◆ What is asked:
Each line that holds the word "value" should be returned.
— begin Given records —
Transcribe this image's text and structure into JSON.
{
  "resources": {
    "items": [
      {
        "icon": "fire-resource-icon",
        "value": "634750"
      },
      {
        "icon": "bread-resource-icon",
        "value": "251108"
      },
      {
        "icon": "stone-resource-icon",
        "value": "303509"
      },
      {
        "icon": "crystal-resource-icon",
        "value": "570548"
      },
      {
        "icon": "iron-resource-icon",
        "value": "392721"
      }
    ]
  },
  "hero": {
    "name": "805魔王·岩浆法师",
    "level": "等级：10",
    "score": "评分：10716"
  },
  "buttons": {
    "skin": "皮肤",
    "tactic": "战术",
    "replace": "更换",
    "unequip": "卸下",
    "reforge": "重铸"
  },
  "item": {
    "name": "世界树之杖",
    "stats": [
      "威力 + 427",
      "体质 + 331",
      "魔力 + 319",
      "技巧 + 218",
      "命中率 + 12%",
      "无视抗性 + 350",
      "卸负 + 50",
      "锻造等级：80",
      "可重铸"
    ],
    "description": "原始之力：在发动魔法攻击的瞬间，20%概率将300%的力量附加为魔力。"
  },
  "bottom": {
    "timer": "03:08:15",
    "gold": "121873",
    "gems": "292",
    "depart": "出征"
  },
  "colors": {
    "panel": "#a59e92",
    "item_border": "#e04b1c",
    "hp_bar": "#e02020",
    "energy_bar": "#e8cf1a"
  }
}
— end Given records —
◆ Answer below:
        "value": "634750"
        "value": "251108"
        "value": "303509"
        "value": "570548"
        "value": "392721"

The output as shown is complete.